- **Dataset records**
————————
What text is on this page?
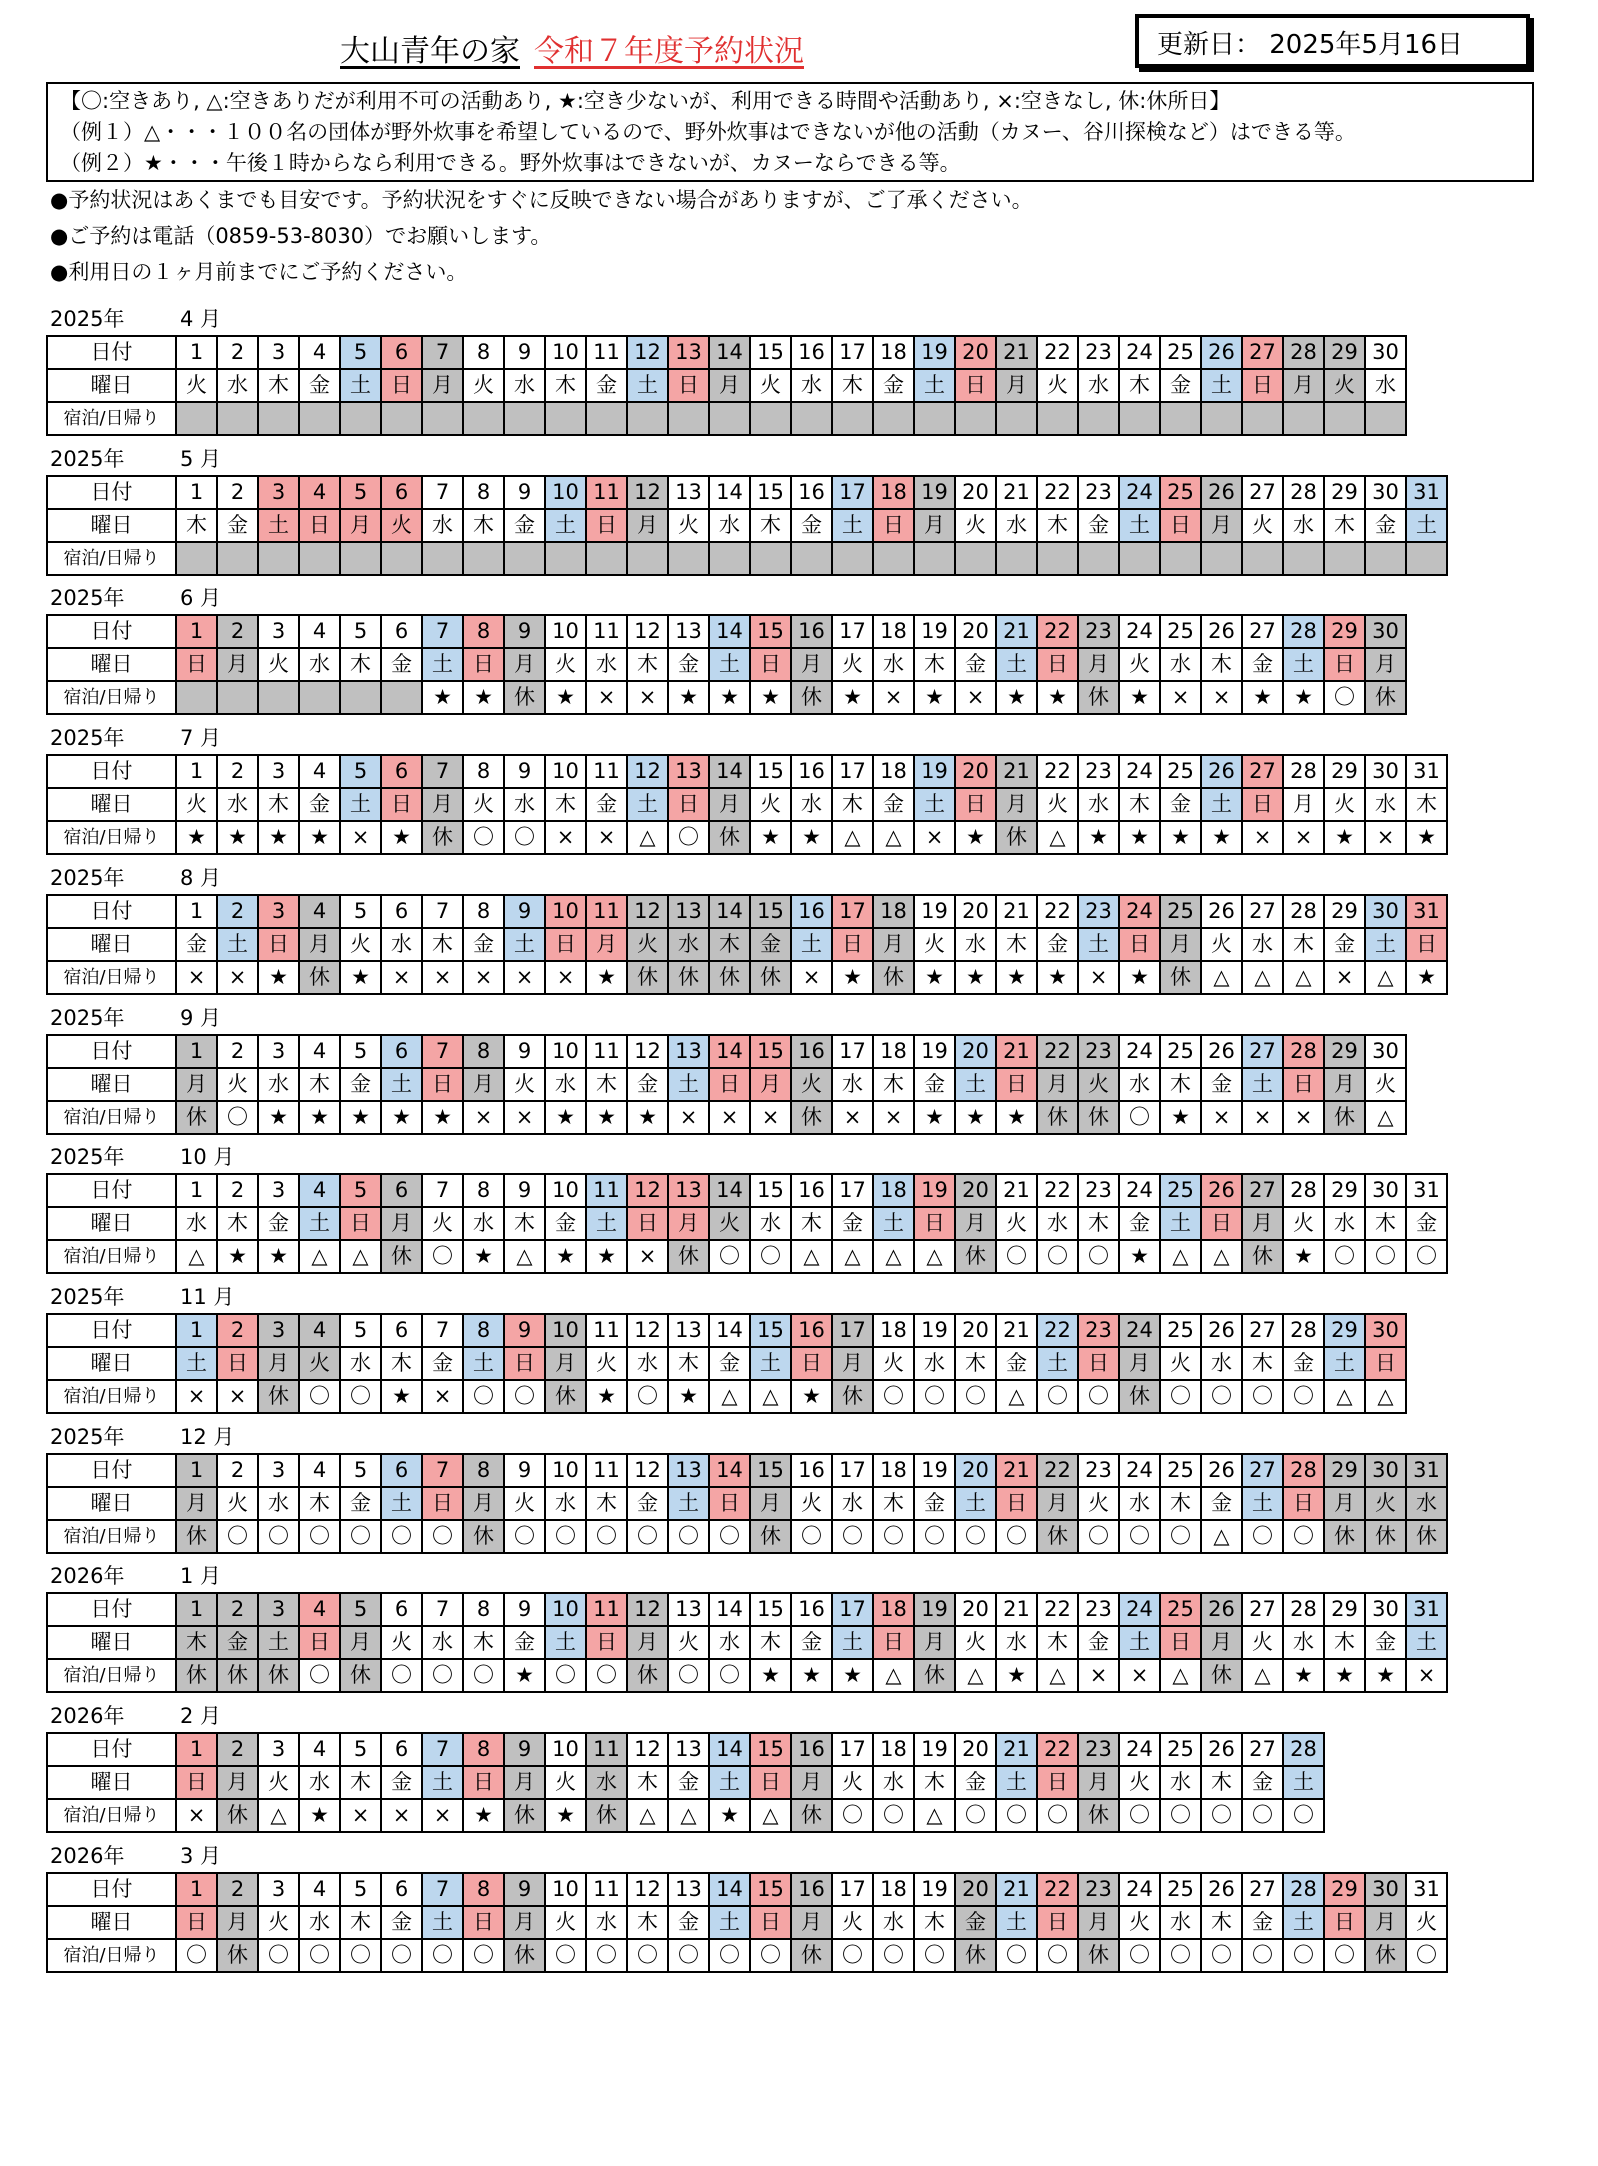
大山青年の家 令和７年度予約状況	更新日： 2025年5月16日
【〇:空きあり, △:空きありだが利用不可の活動あり, ★:空き少ないが、利用できる時間や活動あり, ×:空きなし, 休:休所日】
（例１）△・・・１００名の団体が野外炊事を希望しているので、野外炊事はできないが他の活動（カヌー、谷川探検など）はできる等。
（例２）★・・・午後１時からなら利用できる。野外炊事はできないが、カヌーならできる等。
●予約状況はあくまでも目安です。予約状況をすぐに反映できない場合がありますが、ご了承ください。
●ご予約は電話（0859-53-8030）でお願いします。
●利用日の１ヶ月前までにご予約ください。
2025年	4 月
日付	1	2	3	4	5	6	7	8	9	10	11	12	13	14	15	16	17	18	19	20	21	22	23	24	25	26	27	28	29	30
曜日	火	水	木	金	土	日	月	火	水	木	金	土	日	月	火	水	木	金	土	日	月	火	水	木	金	土	日	月	火	水
宿泊/日帰り																														
2025年	5 月
日付	1	2	3	4	5	6	7	8	9	10	11	12	13	14	15	16	17	18	19	20	21	22	23	24	25	26	27	28	29	30	31
曜日	木	金	土	日	月	火	水	木	金	土	日	月	火	水	木	金	土	日	月	火	水	木	金	土	日	月	火	水	木	金	土
宿泊/日帰り																															
2025年	6 月
日付	1	2	3	4	5	6	7	8	9	10	11	12	13	14	15	16	17	18	19	20	21	22	23	24	25	26	27	28	29	30
曜日	日	月	火	水	木	金	土	日	月	火	水	木	金	土	日	月	火	水	木	金	土	日	月	火	水	木	金	土	日	月
宿泊/日帰り							★	★	休	★	×	×	★	★	★	休	★	×	★	×	★	★	休	★	×	×	★	★	〇	休
2025年	7 月
日付	1	2	3	4	5	6	7	8	9	10	11	12	13	14	15	16	17	18	19	20	21	22	23	24	25	26	27	28	29	30	31
曜日	火	水	木	金	土	日	月	火	水	木	金	土	日	月	火	水	木	金	土	日	月	火	水	木	金	土	日	月	火	水	木
宿泊/日帰り	★	★	★	★	×	★	休	〇	〇	×	×	△	〇	休	★	★	△	△	×	★	休	△	★	★	★	★	×	×	★	×	★
2025年	8 月
日付	1	2	3	4	5	6	7	8	9	10	11	12	13	14	15	16	17	18	19	20	21	22	23	24	25	26	27	28	29	30	31
曜日	金	土	日	月	火	水	木	金	土	日	月	火	水	木	金	土	日	月	火	水	木	金	土	日	月	火	水	木	金	土	日
宿泊/日帰り	×	×	★	休	★	×	×	×	×	×	★	休	休	休	休	×	★	休	★	★	★	★	×	★	休	△	△	△	×	△	★
2025年	9 月
日付	1	2	3	4	5	6	7	8	9	10	11	12	13	14	15	16	17	18	19	20	21	22	23	24	25	26	27	28	29	30
曜日	月	火	水	木	金	土	日	月	火	水	木	金	土	日	月	火	水	木	金	土	日	月	火	水	木	金	土	日	月	火
宿泊/日帰り	休	〇	★	★	★	★	★	×	×	★	★	★	×	×	×	休	×	×	★	★	★	休	休	〇	★	×	×	×	休	△
2025年	10 月
日付	1	2	3	4	5	6	7	8	9	10	11	12	13	14	15	16	17	18	19	20	21	22	23	24	25	26	27	28	29	30	31
曜日	水	木	金	土	日	月	火	水	木	金	土	日	月	火	水	木	金	土	日	月	火	水	木	金	土	日	月	火	水	木	金
宿泊/日帰り	△	★	★	△	△	休	〇	★	△	★	★	×	休	〇	〇	△	△	△	△	休	〇	〇	〇	★	△	△	休	★	〇	〇	〇
2025年	11 月
日付	1	2	3	4	5	6	7	8	9	10	11	12	13	14	15	16	17	18	19	20	21	22	23	24	25	26	27	28	29	30
曜日	土	日	月	火	水	木	金	土	日	月	火	水	木	金	土	日	月	火	水	木	金	土	日	月	火	水	木	金	土	日
宿泊/日帰り	×	×	休	〇	〇	★	×	〇	〇	休	★	〇	★	△	△	★	休	〇	〇	〇	△	〇	〇	休	〇	〇	〇	〇	△	△
2025年	12 月
日付	1	2	3	4	5	6	7	8	9	10	11	12	13	14	15	16	17	18	19	20	21	22	23	24	25	26	27	28	29	30	31
曜日	月	火	水	木	金	土	日	月	火	水	木	金	土	日	月	火	水	木	金	土	日	月	火	水	木	金	土	日	月	火	水
宿泊/日帰り	休	〇	〇	〇	〇	〇	〇	休	〇	〇	〇	〇	〇	〇	休	〇	〇	〇	〇	〇	〇	休	〇	〇	〇	△	〇	〇	休	休	休
2026年	1 月
日付	1	2	3	4	5	6	7	8	9	10	11	12	13	14	15	16	17	18	19	20	21	22	23	24	25	26	27	28	29	30	31
曜日	木	金	土	日	月	火	水	木	金	土	日	月	火	水	木	金	土	日	月	火	水	木	金	土	日	月	火	水	木	金	土
宿泊/日帰り	休	休	休	〇	休	〇	〇	〇	★	〇	〇	休	〇	〇	★	★	★	△	休	△	★	△	×	×	△	休	△	★	★	★	×
2026年	2 月
日付	1	2	3	4	5	6	7	8	9	10	11	12	13	14	15	16	17	18	19	20	21	22	23	24	25	26	27	28
曜日	日	月	火	水	木	金	土	日	月	火	水	木	金	土	日	月	火	水	木	金	土	日	月	火	水	木	金	土
宿泊/日帰り	×	休	△	★	×	×	×	★	休	★	休	△	△	★	△	休	〇	〇	△	〇	〇	〇	休	〇	〇	〇	〇	〇
2026年	3 月
日付	1	2	3	4	5	6	7	8	9	10	11	12	13	14	15	16	17	18	19	20	21	22	23	24	25	26	27	28	29	30	31
曜日	日	月	火	水	木	金	土	日	月	火	水	木	金	土	日	月	火	水	木	金	土	日	月	火	水	木	金	土	日	月	火
宿泊/日帰り	〇	休	〇	〇	〇	〇	〇	〇	休	〇	〇	〇	〇	〇	〇	休	〇	〇	〇	休	〇	〇	休	〇	〇	〇	〇	〇	〇	休	〇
————————
- **WHAT NEEDS TO BE DONE**
Make an exact copy of the data above, pictures excluded.

- **RESULT OF THIS TASK**
What text is on this page?
大山青年の家 令和７年度予約状況	更新日： 2025年5月16日
【〇:空きあり, △:空きありだが利用不可の活動あり, ★:空き少ないが、利用できる時間や活動あり, ×:空きなし, 休:休所日】
（例１）△・・・１００名の団体が野外炊事を希望しているので、野外炊事はできないが他の活動（カヌー、谷川探検など）はできる等。
（例２）★・・・午後１時からなら利用できる。野外炊事はできないが、カヌーならできる等。
●予約状況はあくまでも目安です。予約状況をすぐに反映できない場合がありますが、ご了承ください。
●ご予約は電話（0859-53-8030）でお願いします。
●利用日の１ヶ月前までにご予約ください。
2025年	4 月
日付	1	2	3	4	5	6	7	8	9	10	11	12	13	14	15	16	17	18	19	20	21	22	23	24	25	26	27	28	29	30
曜日	火	水	木	金	土	日	月	火	水	木	金	土	日	月	火	水	木	金	土	日	月	火	水	木	金	土	日	月	火	水
宿泊/日帰り																														
2025年	5 月
日付	1	2	3	4	5	6	7	8	9	10	11	12	13	14	15	16	17	18	19	20	21	22	23	24	25	26	27	28	29	30	31
曜日	木	金	土	日	月	火	水	木	金	土	日	月	火	水	木	金	土	日	月	火	水	木	金	土	日	月	火	水	木	金	土
宿泊/日帰り																															
2025年	6 月
日付	1	2	3	4	5	6	7	8	9	10	11	12	13	14	15	16	17	18	19	20	21	22	23	24	25	26	27	28	29	30
曜日	日	月	火	水	木	金	土	日	月	火	水	木	金	土	日	月	火	水	木	金	土	日	月	火	水	木	金	土	日	月
宿泊/日帰り							★	★	休	★	×	×	★	★	★	休	★	×	★	×	★	★	休	★	×	×	★	★	〇	休
2025年	7 月
日付	1	2	3	4	5	6	7	8	9	10	11	12	13	14	15	16	17	18	19	20	21	22	23	24	25	26	27	28	29	30	31
曜日	火	水	木	金	土	日	月	火	水	木	金	土	日	月	火	水	木	金	土	日	月	火	水	木	金	土	日	月	火	水	木
宿泊/日帰り	★	★	★	★	×	★	休	〇	〇	×	×	△	〇	休	★	★	△	△	×	★	休	△	★	★	★	★	×	×	★	×	★
2025年	8 月
日付	1	2	3	4	5	6	7	8	9	10	11	12	13	14	15	16	17	18	19	20	21	22	23	24	25	26	27	28	29	30	31
曜日	金	土	日	月	火	水	木	金	土	日	月	火	水	木	金	土	日	月	火	水	木	金	土	日	月	火	水	木	金	土	日
宿泊/日帰り	×	×	★	休	★	×	×	×	×	×	★	休	休	休	休	×	★	休	★	★	★	★	×	★	休	△	△	△	×	△	★
2025年	9 月
日付	1	2	3	4	5	6	7	8	9	10	11	12	13	14	15	16	17	18	19	20	21	22	23	24	25	26	27	28	29	30
曜日	月	火	水	木	金	土	日	月	火	水	木	金	土	日	月	火	水	木	金	土	日	月	火	水	木	金	土	日	月	火
宿泊/日帰り	休	〇	★	★	★	★	★	×	×	★	★	★	×	×	×	休	×	×	★	★	★	休	休	〇	★	×	×	×	休	△
2025年	10 月
日付	1	2	3	4	5	6	7	8	9	10	11	12	13	14	15	16	17	18	19	20	21	22	23	24	25	26	27	28	29	30	31
曜日	水	木	金	土	日	月	火	水	木	金	土	日	月	火	水	木	金	土	日	月	火	水	木	金	土	日	月	火	水	木	金
宿泊/日帰り	△	★	★	△	△	休	〇	★	△	★	★	×	休	〇	〇	△	△	△	△	休	〇	〇	〇	★	△	△	休	★	〇	〇	〇
2025年	11 月
日付	1	2	3	4	5	6	7	8	9	10	11	12	13	14	15	16	17	18	19	20	21	22	23	24	25	26	27	28	29	30
曜日	土	日	月	火	水	木	金	土	日	月	火	水	木	金	土	日	月	火	水	木	金	土	日	月	火	水	木	金	土	日
宿泊/日帰り	×	×	休	〇	〇	★	×	〇	〇	休	★	〇	★	△	△	★	休	〇	〇	〇	△	〇	〇	休	〇	〇	〇	〇	△	△
2025年	12 月
日付	1	2	3	4	5	6	7	8	9	10	11	12	13	14	15	16	17	18	19	20	21	22	23	24	25	26	27	28	29	30	31
曜日	月	火	水	木	金	土	日	月	火	水	木	金	土	日	月	火	水	木	金	土	日	月	火	水	木	金	土	日	月	火	水
宿泊/日帰り	休	〇	〇	〇	〇	〇	〇	休	〇	〇	〇	〇	〇	〇	休	〇	〇	〇	〇	〇	〇	休	〇	〇	〇	△	〇	〇	休	休	休
2026年	1 月
日付	1	2	3	4	5	6	7	8	9	10	11	12	13	14	15	16	17	18	19	20	21	22	23	24	25	26	27	28	29	30	31
曜日	木	金	土	日	月	火	水	木	金	土	日	月	火	水	木	金	土	日	月	火	水	木	金	土	日	月	火	水	木	金	土
宿泊/日帰り	休	休	休	〇	休	〇	〇	〇	★	〇	〇	休	〇	〇	★	★	★	△	休	△	★	△	×	×	△	休	△	★	★	★	×
2026年	2 月
日付	1	2	3	4	5	6	7	8	9	10	11	12	13	14	15	16	17	18	19	20	21	22	23	24	25	26	27	28
曜日	日	月	火	水	木	金	土	日	月	火	水	木	金	土	日	月	火	水	木	金	土	日	月	火	水	木	金	土
宿泊/日帰り	×	休	△	★	×	×	×	★	休	★	休	△	△	★	△	休	〇	〇	△	〇	〇	〇	休	〇	〇	〇	〇	〇
2026年	3 月
日付	1	2	3	4	5	6	7	8	9	10	11	12	13	14	15	16	17	18	19	20	21	22	23	24	25	26	27	28	29	30	31
曜日	日	月	火	水	木	金	土	日	月	火	水	木	金	土	日	月	火	水	木	金	土	日	月	火	水	木	金	土	日	月	火
宿泊/日帰り	〇	休	〇	〇	〇	〇	〇	〇	休	〇	〇	〇	〇	〇	〇	休	〇	〇	〇	休	〇	〇	休	〇	〇	〇	〇	〇	〇	休	〇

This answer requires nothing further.